AIM -> Update the data below by changing every "Feature Cloud" to "Feature Space" and keeping everything else the same, and leave out the pictures.

DATASET EXTRACT ->
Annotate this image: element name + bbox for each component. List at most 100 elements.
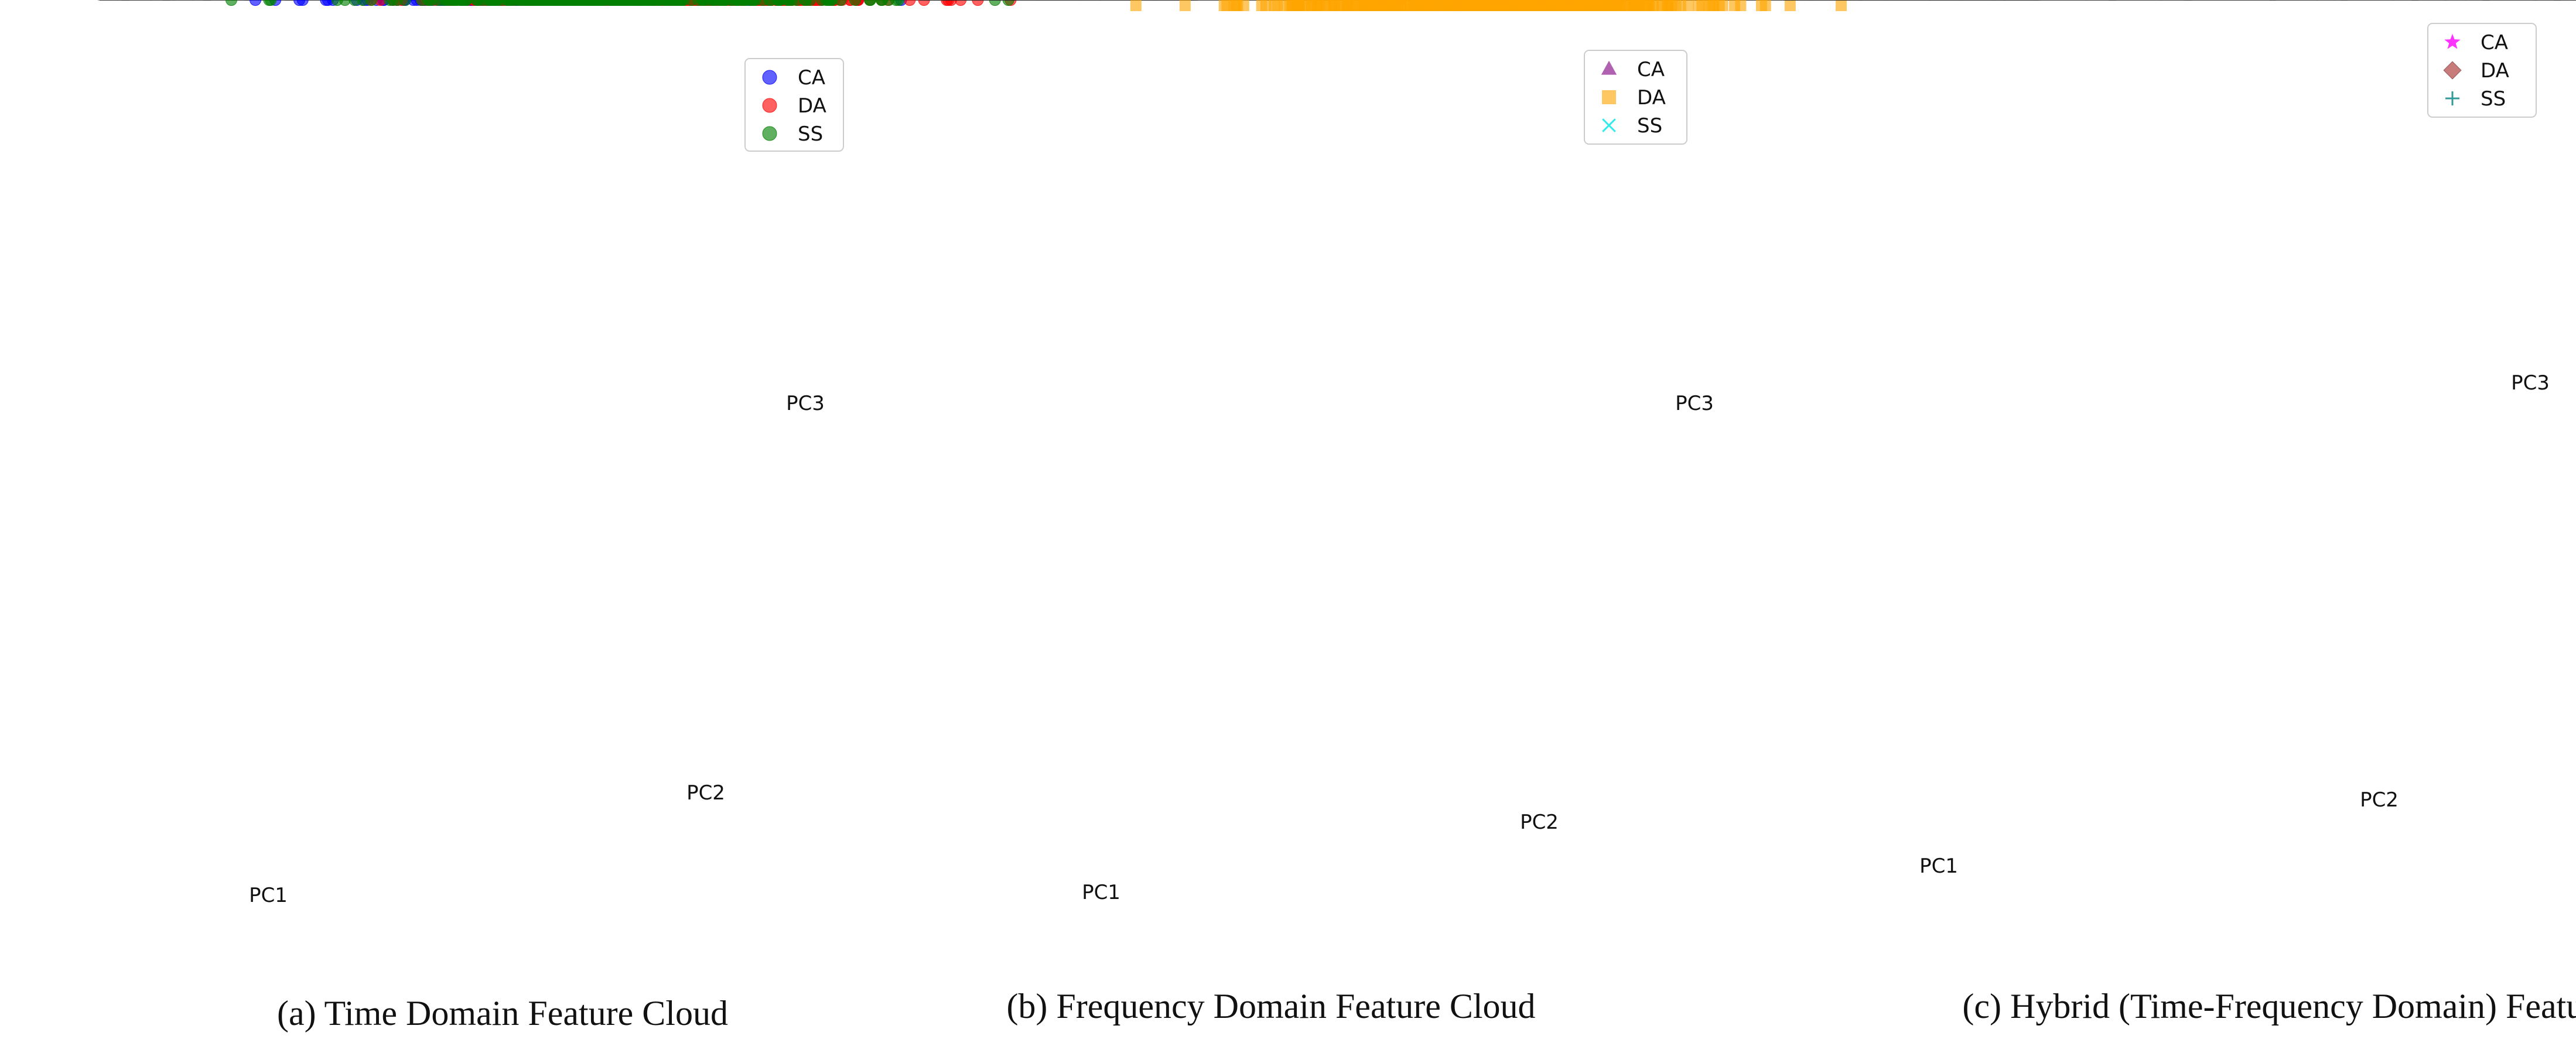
point-da (972, 0, 984, 6)
y-tick-label: 7.5 (1092, 0, 1122, 5)
point-ss (605, 0, 617, 6)
legend-label-ss: SS (2481, 87, 2506, 111)
point-ss (739, 0, 751, 6)
y-axis-label: PC2 (686, 781, 725, 805)
legend-marker-ss (1602, 118, 1616, 132)
point-da (1607, 0, 1619, 11)
x-tick-label: 15 (2144, 0, 2168, 5)
point-ss (487, 0, 500, 6)
point-da (1728, 0, 1740, 11)
x-tick-label: −7.5 (111, 0, 158, 5)
point-ss (460, 0, 473, 6)
panel-caption: (a) Time Domain Feature Cloud (277, 994, 728, 1033)
point-ca (296, 0, 309, 6)
x-tick-label: −5 (993, 0, 1021, 5)
z-tick-label: 5 (2078, 0, 2090, 5)
point-ss (790, 0, 802, 6)
legend-marker-da (2443, 61, 2462, 80)
point-da (1382, 0, 1394, 11)
point-ss (849, 0, 861, 6)
x-tick-label: 5 (1999, 0, 2011, 5)
point-ss (696, 0, 709, 6)
legend-marker-ss (762, 126, 777, 141)
point-ss (614, 0, 627, 6)
legend-label-da: DA (2481, 59, 2509, 83)
point-ss (512, 0, 524, 6)
legend-label-ca: CA (2481, 31, 2508, 54)
point-da (1543, 0, 1555, 11)
point-ss (635, 0, 647, 6)
point-ss (451, 0, 463, 6)
point-ss (989, 0, 1001, 6)
panel-caption: (b) Frequency Domain Feature Cloud (1006, 987, 1535, 1026)
point-da (1461, 0, 1473, 11)
point-da (941, 0, 953, 6)
point-da (1835, 0, 1847, 11)
point-da (904, 0, 916, 6)
y-tick-label: 5.0 (1020, 0, 1050, 5)
point-ss (652, 0, 664, 6)
point-ss (1002, 0, 1014, 6)
point-ss (331, 0, 343, 6)
point-ss (893, 0, 905, 6)
x-tick-label: 5 (1187, 0, 1200, 5)
point-ss (708, 0, 720, 6)
z-tick-label: −10 (2063, 0, 2104, 5)
z-tick-label: 10 (2072, 0, 2096, 5)
point-ca (250, 0, 262, 6)
y-axis-label: PC2 (1520, 811, 1559, 834)
panel-caption: (c) Hybrid (Time-Frequency Domain) Featu… (1962, 987, 2576, 1026)
z-axis-label: PC3 (1675, 392, 1714, 415)
x-axis-label: PC1 (1919, 854, 1958, 878)
legend-label-da: DA (1637, 86, 1666, 110)
point-da (374, 0, 387, 6)
y-tick-label: −10.0 (2282, 0, 2341, 5)
point-ss (773, 0, 785, 6)
point-ss (799, 0, 811, 6)
point-da (955, 0, 967, 6)
point-da (1312, 0, 1324, 11)
z-axis-label: PC3 (786, 392, 825, 415)
point-da (1422, 0, 1434, 11)
point-da (1675, 0, 1686, 11)
x-tick-label: −5.0 (152, 0, 199, 5)
legend-marker-da (762, 98, 777, 113)
point-da (1784, 0, 1796, 11)
point-da (1524, 0, 1536, 11)
point-ss (357, 0, 369, 6)
x-tick-label: −10 (1758, 0, 1799, 5)
legend: CA DA SS (2427, 23, 2537, 118)
point-ss (589, 0, 601, 6)
point-ss (781, 0, 794, 6)
point-ss (864, 0, 876, 6)
y-tick-label: −2.5 (2496, 0, 2543, 5)
point-ss (826, 0, 838, 6)
point-ss (671, 0, 683, 6)
point-da (1279, 0, 1290, 11)
legend-box (1584, 50, 1687, 145)
legend-marker-ca (2444, 33, 2461, 49)
chart-panel-3: −10−5051015−10.0−7.5−5.0−2.50.02.55.07.5… (1758, 0, 2576, 878)
point-da (1361, 0, 1372, 11)
point-da (1552, 0, 1564, 11)
point-ss (473, 0, 485, 6)
point-da (1620, 0, 1631, 11)
x-axis-label: PC1 (249, 884, 288, 907)
point-da (1334, 0, 1345, 11)
point-da (1585, 0, 1597, 11)
legend-label-da: DA (798, 94, 826, 118)
legend-marker-ss (2445, 91, 2459, 105)
x-tick-label: 0 (1094, 0, 1106, 5)
point-da (1179, 0, 1191, 11)
legend: CA DA SS (1584, 50, 1687, 145)
y-tick-label: 5 (1856, 0, 1868, 5)
point-ss (875, 0, 887, 6)
x-tick-label: −5 (1840, 0, 1868, 5)
y-tick-label: 0.0 (2567, 0, 2576, 5)
point-da (1641, 0, 1653, 11)
point-ss (387, 0, 399, 6)
point-da (1573, 0, 1584, 11)
x-tick-label: −10 (893, 0, 934, 5)
y-tick-label: −5.0 (2424, 0, 2471, 5)
point-da (1299, 0, 1311, 11)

PROBLEM SOLUTION ->
Annotate this image: element name + bbox for each component. List at most 100 elements.
point-da (972, 0, 984, 6)
y-tick-label: 7.5 (1092, 0, 1122, 5)
point-ss (605, 0, 617, 6)
legend-label-ss: SS (2481, 87, 2506, 111)
point-ss (739, 0, 751, 6)
y-axis-label: PC2 (686, 781, 725, 805)
legend-marker-ss (1602, 118, 1616, 132)
point-da (1607, 0, 1619, 11)
x-tick-label: 15 (2144, 0, 2168, 5)
point-ss (487, 0, 500, 6)
point-da (1728, 0, 1740, 11)
x-tick-label: −7.5 (111, 0, 158, 5)
point-ss (460, 0, 473, 6)
panel-caption: (a) Time Domain Feature Space (277, 994, 728, 1033)
point-ca (296, 0, 309, 6)
x-tick-label: −5 (993, 0, 1021, 5)
z-tick-label: 5 (2078, 0, 2090, 5)
point-ss (790, 0, 802, 6)
legend-marker-da (2443, 61, 2462, 80)
point-da (1382, 0, 1394, 11)
point-ss (849, 0, 861, 6)
x-tick-label: 5 (1999, 0, 2011, 5)
point-ss (696, 0, 709, 6)
legend-marker-ss (762, 126, 777, 141)
point-ss (614, 0, 627, 6)
legend-label-da: DA (2481, 59, 2509, 83)
point-ss (512, 0, 524, 6)
legend-label-ca: CA (2481, 31, 2508, 54)
point-da (1543, 0, 1555, 11)
point-ss (635, 0, 647, 6)
point-ss (451, 0, 463, 6)
point-ss (989, 0, 1001, 6)
panel-caption: (b) Frequency Domain Feature Space (1006, 987, 1535, 1026)
point-da (1461, 0, 1473, 11)
point-da (941, 0, 953, 6)
point-da (1835, 0, 1847, 11)
point-da (904, 0, 916, 6)
y-tick-label: 5.0 (1020, 0, 1050, 5)
point-ss (652, 0, 664, 6)
point-ss (1002, 0, 1014, 6)
point-ss (331, 0, 343, 6)
point-ss (893, 0, 905, 6)
x-tick-label: 5 (1187, 0, 1200, 5)
point-ss (708, 0, 720, 6)
z-tick-label: −10 (2063, 0, 2104, 5)
z-tick-label: 10 (2072, 0, 2096, 5)
point-ca (250, 0, 262, 6)
y-axis-label: PC2 (1520, 811, 1559, 834)
panel-caption: (c) Hybrid (Time-Frequency Domain) Featu… (1962, 987, 2576, 1026)
z-axis-label: PC3 (1675, 392, 1714, 415)
x-axis-label: PC1 (1919, 854, 1958, 878)
legend-label-da: DA (1637, 86, 1666, 110)
point-da (374, 0, 387, 6)
y-tick-label: −10.0 (2282, 0, 2341, 5)
point-ss (773, 0, 785, 6)
point-ss (799, 0, 811, 6)
point-da (955, 0, 967, 6)
point-da (1312, 0, 1324, 11)
z-axis-label: PC3 (786, 392, 825, 415)
point-da (1422, 0, 1434, 11)
point-da (1675, 0, 1686, 11)
x-tick-label: −5.0 (152, 0, 199, 5)
legend-marker-da (762, 98, 777, 113)
point-da (1784, 0, 1796, 11)
point-da (1524, 0, 1536, 11)
point-ss (357, 0, 369, 6)
x-tick-label: −10 (1758, 0, 1799, 5)
legend: CA DA SS (2427, 23, 2537, 118)
point-ss (589, 0, 601, 6)
point-ss (781, 0, 794, 6)
point-ss (864, 0, 876, 6)
y-tick-label: −2.5 (2496, 0, 2543, 5)
point-ss (826, 0, 838, 6)
point-ss (671, 0, 683, 6)
point-da (1279, 0, 1290, 11)
legend-box (1584, 50, 1687, 145)
legend-marker-ca (2444, 33, 2461, 49)
chart-panel-3: −10−5051015−10.0−7.5−5.0−2.50.02.55.07.5… (1758, 0, 2576, 878)
point-da (1361, 0, 1372, 11)
point-da (1552, 0, 1564, 11)
point-ss (473, 0, 485, 6)
point-da (1620, 0, 1631, 11)
x-axis-label: PC1 (249, 884, 288, 907)
point-da (1334, 0, 1345, 11)
point-da (1585, 0, 1597, 11)
legend-label-da: DA (798, 94, 826, 118)
legend-marker-ss (2445, 91, 2459, 105)
x-tick-label: 0 (1094, 0, 1106, 5)
point-da (1179, 0, 1191, 11)
legend: CA DA SS (1584, 50, 1687, 145)
y-tick-label: 5 (1856, 0, 1868, 5)
point-ss (875, 0, 887, 6)
x-tick-label: −5 (1840, 0, 1868, 5)
y-tick-label: 0.0 (2567, 0, 2576, 5)
point-da (1641, 0, 1653, 11)
point-ss (387, 0, 399, 6)
point-da (1573, 0, 1584, 11)
x-tick-label: −10 (893, 0, 934, 5)
y-tick-label: −5.0 (2424, 0, 2471, 5)
point-da (1299, 0, 1311, 11)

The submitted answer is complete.